__Required work__. Lay out the data from the line containing "Enumerate the UI" through the line containing "negative-dot-coast [797, 337, 813, 348]" as a Markdown table with two columns, No. and Entry, numbering each row and omitting blank lines and the pictures.

__Data supplied__.
[start]

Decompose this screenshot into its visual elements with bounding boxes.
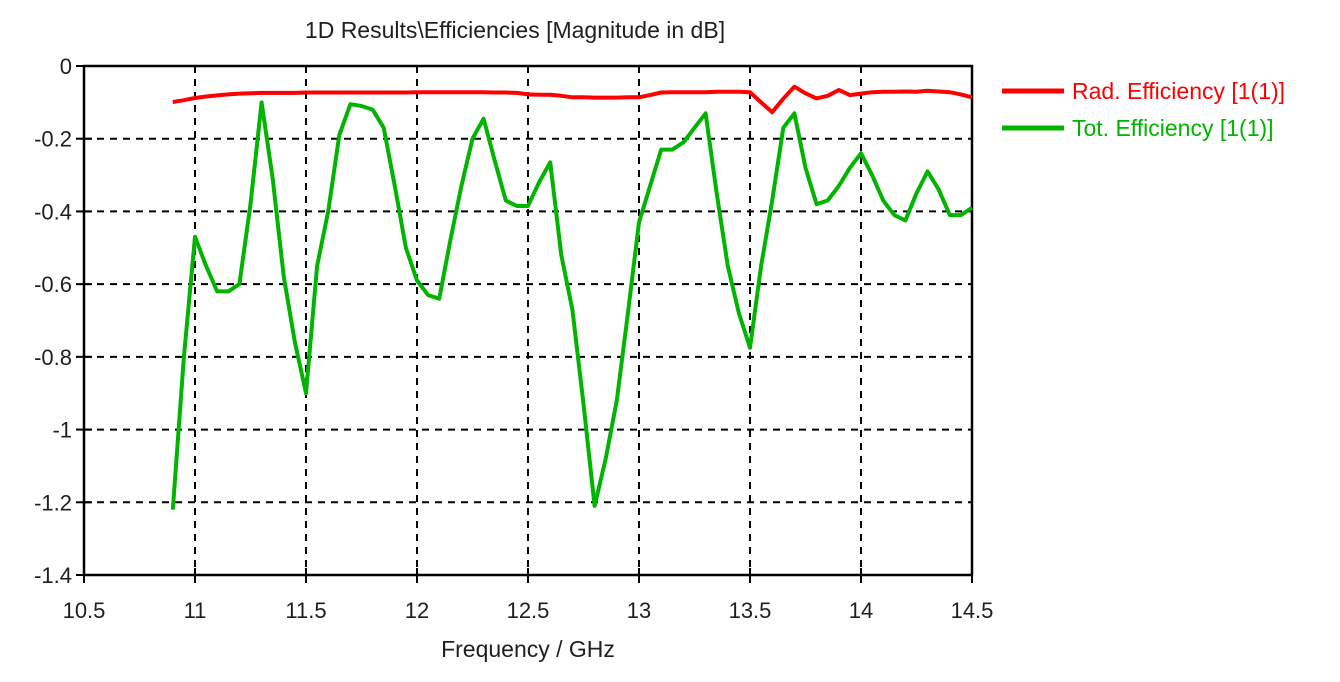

[end]
[start]

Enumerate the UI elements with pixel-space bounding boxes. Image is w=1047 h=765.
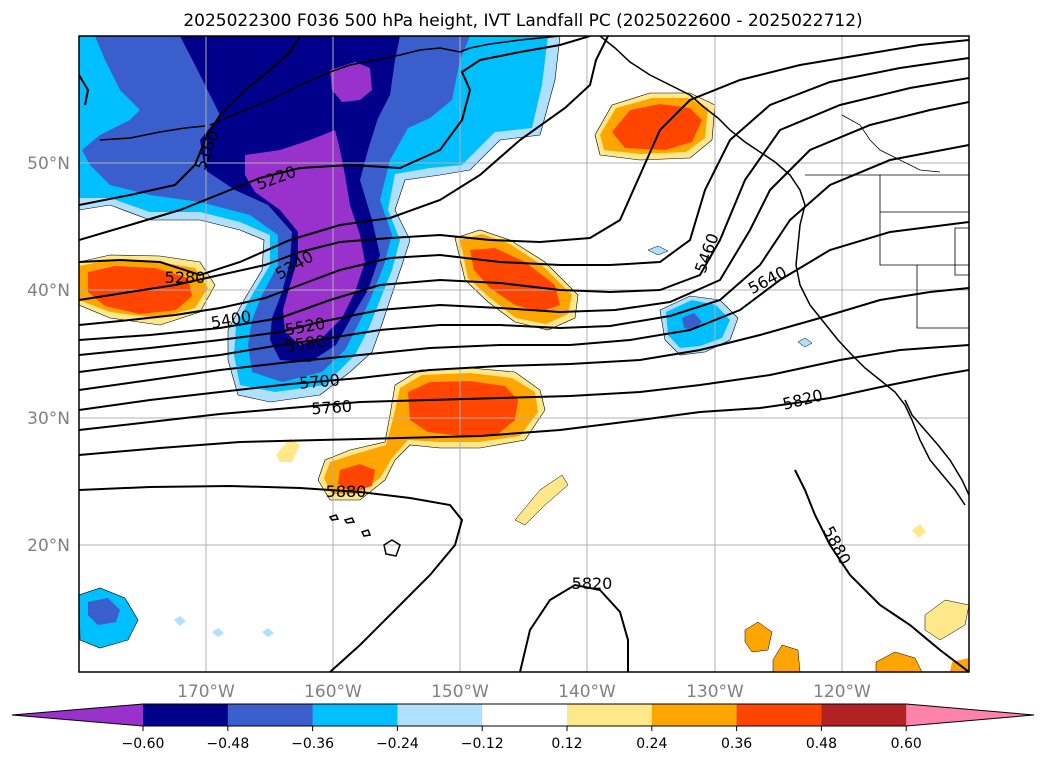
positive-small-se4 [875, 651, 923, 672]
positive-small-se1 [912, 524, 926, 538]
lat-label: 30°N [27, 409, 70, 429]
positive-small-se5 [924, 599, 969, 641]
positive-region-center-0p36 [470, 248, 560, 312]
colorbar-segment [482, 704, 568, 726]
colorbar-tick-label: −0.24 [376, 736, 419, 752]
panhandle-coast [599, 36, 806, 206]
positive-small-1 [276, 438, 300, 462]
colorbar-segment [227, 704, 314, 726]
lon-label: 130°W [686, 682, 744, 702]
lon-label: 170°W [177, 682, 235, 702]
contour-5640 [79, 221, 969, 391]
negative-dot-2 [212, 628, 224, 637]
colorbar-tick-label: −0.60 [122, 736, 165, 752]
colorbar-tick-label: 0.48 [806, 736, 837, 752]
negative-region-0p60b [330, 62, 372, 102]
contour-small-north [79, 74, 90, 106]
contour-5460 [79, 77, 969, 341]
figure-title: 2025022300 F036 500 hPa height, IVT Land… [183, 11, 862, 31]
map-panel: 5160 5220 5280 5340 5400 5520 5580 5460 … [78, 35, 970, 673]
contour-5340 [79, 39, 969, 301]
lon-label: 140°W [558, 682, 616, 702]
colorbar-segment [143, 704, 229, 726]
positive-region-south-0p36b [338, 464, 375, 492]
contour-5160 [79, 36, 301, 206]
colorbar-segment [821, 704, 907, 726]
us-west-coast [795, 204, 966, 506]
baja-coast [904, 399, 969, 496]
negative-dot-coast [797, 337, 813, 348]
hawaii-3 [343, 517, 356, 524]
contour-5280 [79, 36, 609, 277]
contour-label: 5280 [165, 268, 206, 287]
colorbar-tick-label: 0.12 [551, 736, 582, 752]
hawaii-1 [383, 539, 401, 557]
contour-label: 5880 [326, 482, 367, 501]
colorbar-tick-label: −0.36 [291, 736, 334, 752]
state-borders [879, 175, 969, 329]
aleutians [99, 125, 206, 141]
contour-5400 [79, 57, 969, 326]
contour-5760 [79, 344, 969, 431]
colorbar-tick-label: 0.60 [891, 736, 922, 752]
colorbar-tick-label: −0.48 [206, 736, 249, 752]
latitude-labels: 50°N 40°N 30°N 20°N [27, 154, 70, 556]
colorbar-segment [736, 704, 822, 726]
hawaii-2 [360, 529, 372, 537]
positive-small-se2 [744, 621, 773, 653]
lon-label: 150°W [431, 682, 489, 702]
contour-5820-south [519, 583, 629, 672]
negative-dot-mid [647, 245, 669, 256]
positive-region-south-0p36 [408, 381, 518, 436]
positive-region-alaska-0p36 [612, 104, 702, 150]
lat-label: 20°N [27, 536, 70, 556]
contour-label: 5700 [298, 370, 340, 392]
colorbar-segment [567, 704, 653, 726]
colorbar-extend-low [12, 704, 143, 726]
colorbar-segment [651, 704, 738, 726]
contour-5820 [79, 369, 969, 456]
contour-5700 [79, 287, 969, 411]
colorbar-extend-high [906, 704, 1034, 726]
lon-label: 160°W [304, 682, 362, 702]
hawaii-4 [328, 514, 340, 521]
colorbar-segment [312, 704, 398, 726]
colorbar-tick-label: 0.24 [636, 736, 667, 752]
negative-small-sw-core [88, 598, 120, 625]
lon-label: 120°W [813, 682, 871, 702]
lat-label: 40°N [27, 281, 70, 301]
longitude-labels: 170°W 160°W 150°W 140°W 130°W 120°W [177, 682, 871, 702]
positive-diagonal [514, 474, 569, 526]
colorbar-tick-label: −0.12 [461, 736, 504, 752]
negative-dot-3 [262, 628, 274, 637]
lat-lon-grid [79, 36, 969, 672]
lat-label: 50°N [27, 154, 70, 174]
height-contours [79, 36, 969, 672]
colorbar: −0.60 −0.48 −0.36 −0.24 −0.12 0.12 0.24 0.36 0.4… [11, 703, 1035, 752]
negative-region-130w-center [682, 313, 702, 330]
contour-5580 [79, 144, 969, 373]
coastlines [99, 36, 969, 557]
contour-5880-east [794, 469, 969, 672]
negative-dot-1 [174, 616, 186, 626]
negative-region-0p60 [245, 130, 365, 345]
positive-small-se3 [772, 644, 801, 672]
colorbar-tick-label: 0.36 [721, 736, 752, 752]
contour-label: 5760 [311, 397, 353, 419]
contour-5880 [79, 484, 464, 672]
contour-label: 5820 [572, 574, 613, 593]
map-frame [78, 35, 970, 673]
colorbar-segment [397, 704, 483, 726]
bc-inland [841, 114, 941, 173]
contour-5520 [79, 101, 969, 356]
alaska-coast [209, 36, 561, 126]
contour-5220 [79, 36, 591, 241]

[end]
[start]

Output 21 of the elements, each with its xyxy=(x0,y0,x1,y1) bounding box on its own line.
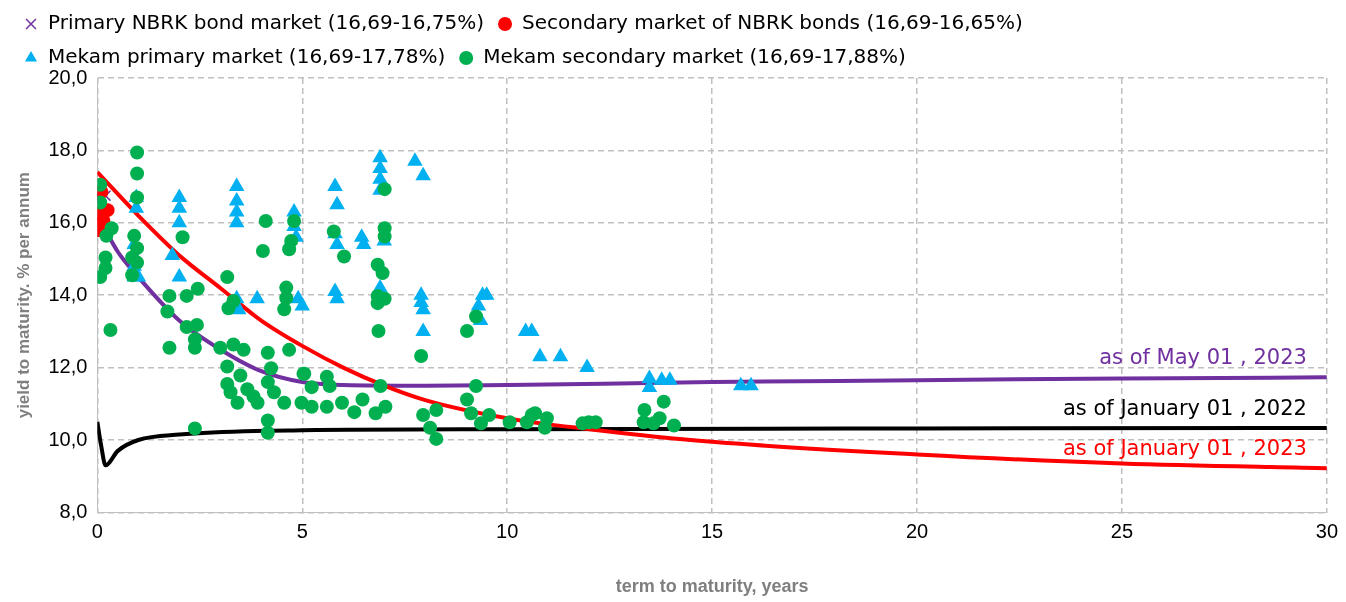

[end]

__Exercise response__.
| No. | Entry |
|---|---|
| 1 | Enumerate the UI elements with pixel-space bounding boxes. Image is w=1047 h=765. |
| 2 | positive-small-se4 [875, 651, 923, 672] |
| 3 | positive-small-se1 [912, 524, 926, 538] |
| 4 | lat-label: 30°N [27, 409, 70, 429] |
| 5 | positive-small-se5 [924, 599, 969, 641] |
| 6 | positive-region-center-0p36 [470, 248, 560, 312] |
| 7 | colorbar-segment [482, 704, 568, 726] |
| 8 | colorbar-tick-label: −0.24 [376, 736, 419, 752] |
| 9 | panhandle-coast [599, 36, 806, 206] |
| 10 | positive-small-1 [276, 438, 300, 462] |
| 11 | colorbar-segment [227, 704, 314, 726] |
| 12 | lon-label: 130°W [686, 682, 744, 702] |
| 13 | lon-label: 170°W [177, 682, 235, 702] |
| 14 | contour-5640 [79, 221, 969, 391] |
| 15 | negative-dot-2 [212, 628, 224, 637] |
| 16 | colorbar-tick-label: −0.60 [122, 736, 165, 752] |
| 17 | colorbar-tick-label: 0.48 [806, 736, 837, 752] |
| 18 | negative-region-0p60b [330, 62, 372, 102] |
| 19 | contour-small-north [79, 74, 90, 106] |
| 20 | contour-5460 [79, 77, 969, 341] |
| 21 | figure-title: 2025022300 F036 500 hPa height, IVT Land… [183, 11, 862, 31] |
| 22 | map-panel: 5160 5220 5280 5340 5400 5520 5580 5460 … [78, 35, 970, 673] |
| 23 | contour-5340 [79, 39, 969, 301] |
| 24 | lon-label: 140°W [558, 682, 616, 702] |
| 25 | colorbar-segment [143, 704, 229, 726] |
| 26 | positive-region-south-0p36b [338, 464, 375, 492] |
| 27 | contour-5160 [79, 36, 301, 206] |
| 28 | colorbar-segment [821, 704, 907, 726] |
| 29 | us-west-coast [795, 204, 966, 506] |
| 30 | baja-coast [904, 399, 969, 496] |
| 31 | negative-dot-coast [797, 337, 813, 348] |